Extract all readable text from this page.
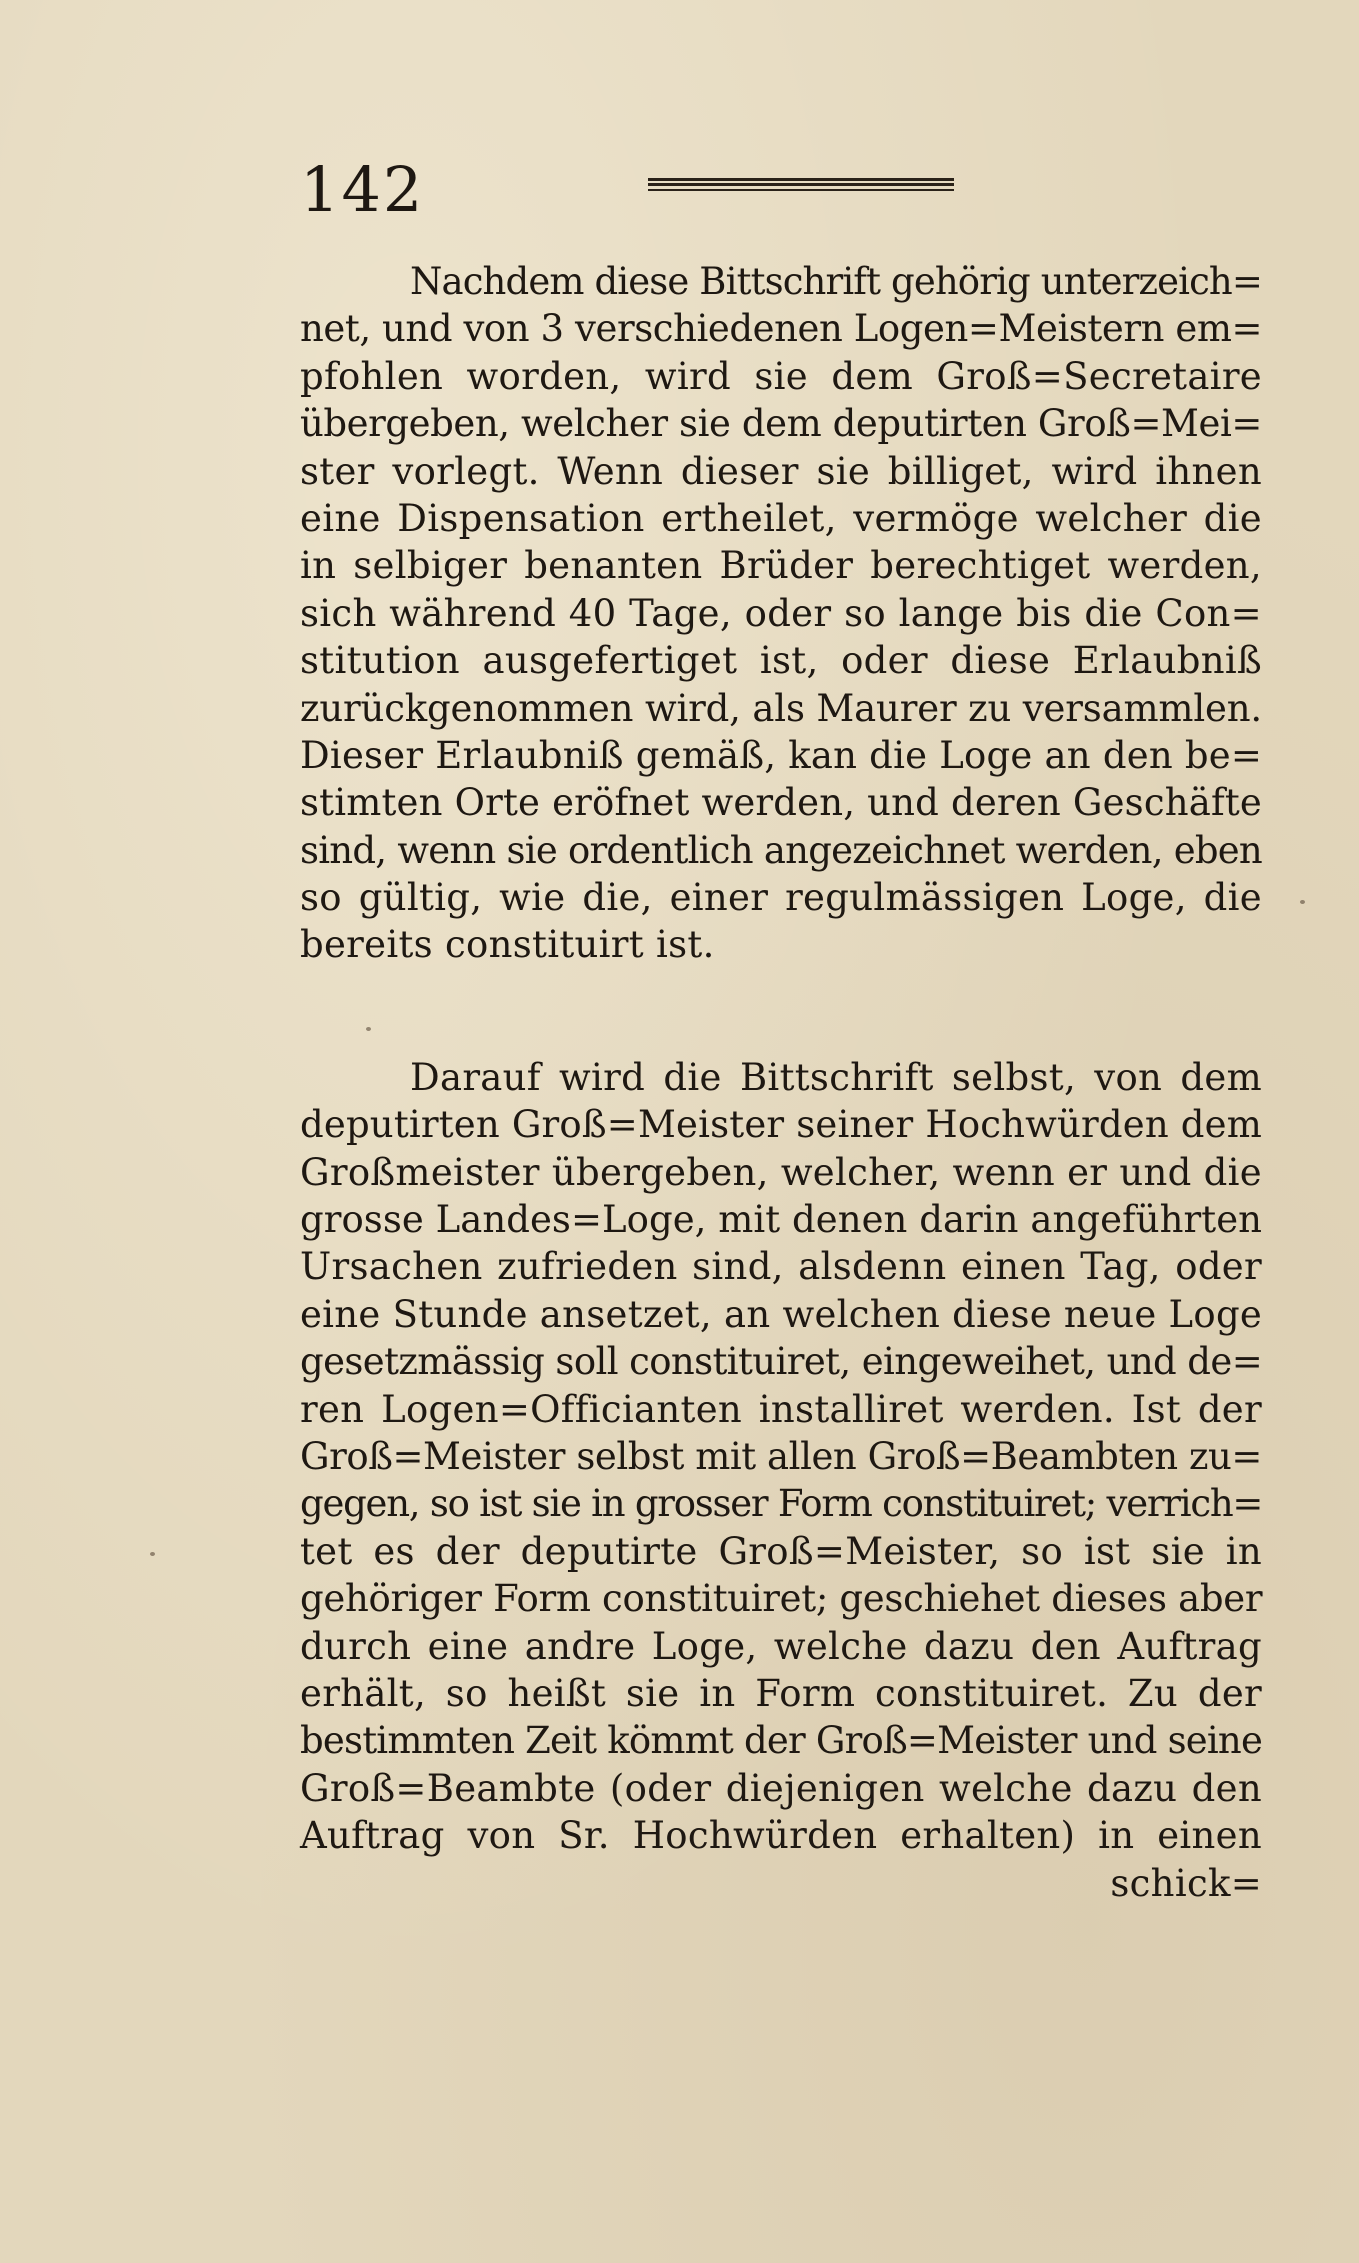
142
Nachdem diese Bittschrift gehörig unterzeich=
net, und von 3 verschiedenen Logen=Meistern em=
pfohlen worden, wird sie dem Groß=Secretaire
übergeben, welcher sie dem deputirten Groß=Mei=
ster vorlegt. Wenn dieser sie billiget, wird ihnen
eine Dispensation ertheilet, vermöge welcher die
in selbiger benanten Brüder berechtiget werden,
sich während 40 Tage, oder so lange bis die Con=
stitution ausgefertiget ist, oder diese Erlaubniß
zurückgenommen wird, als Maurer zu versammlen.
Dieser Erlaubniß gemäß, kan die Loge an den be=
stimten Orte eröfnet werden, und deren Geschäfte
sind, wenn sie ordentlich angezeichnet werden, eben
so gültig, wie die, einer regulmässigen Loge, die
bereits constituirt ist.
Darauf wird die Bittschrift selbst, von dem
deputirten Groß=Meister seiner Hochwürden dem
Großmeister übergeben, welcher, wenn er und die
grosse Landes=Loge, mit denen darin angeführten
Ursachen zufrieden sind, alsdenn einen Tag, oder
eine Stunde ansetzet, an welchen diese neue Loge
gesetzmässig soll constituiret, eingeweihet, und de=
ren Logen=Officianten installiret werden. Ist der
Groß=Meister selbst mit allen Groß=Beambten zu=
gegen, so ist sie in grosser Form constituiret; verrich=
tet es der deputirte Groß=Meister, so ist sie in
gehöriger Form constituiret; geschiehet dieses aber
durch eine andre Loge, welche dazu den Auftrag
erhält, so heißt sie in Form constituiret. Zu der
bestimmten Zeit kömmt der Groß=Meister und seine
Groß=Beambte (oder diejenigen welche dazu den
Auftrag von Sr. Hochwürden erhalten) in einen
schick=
--*--
▸ **What you need to do**: Working through the records, find each line containing the word "einen" and copy it.

▸ **Result for this exercise**:
Ursachen zufrieden sind, alsdenn einen Tag, oder
Auftrag von Sr. Hochwürden erhalten) in einen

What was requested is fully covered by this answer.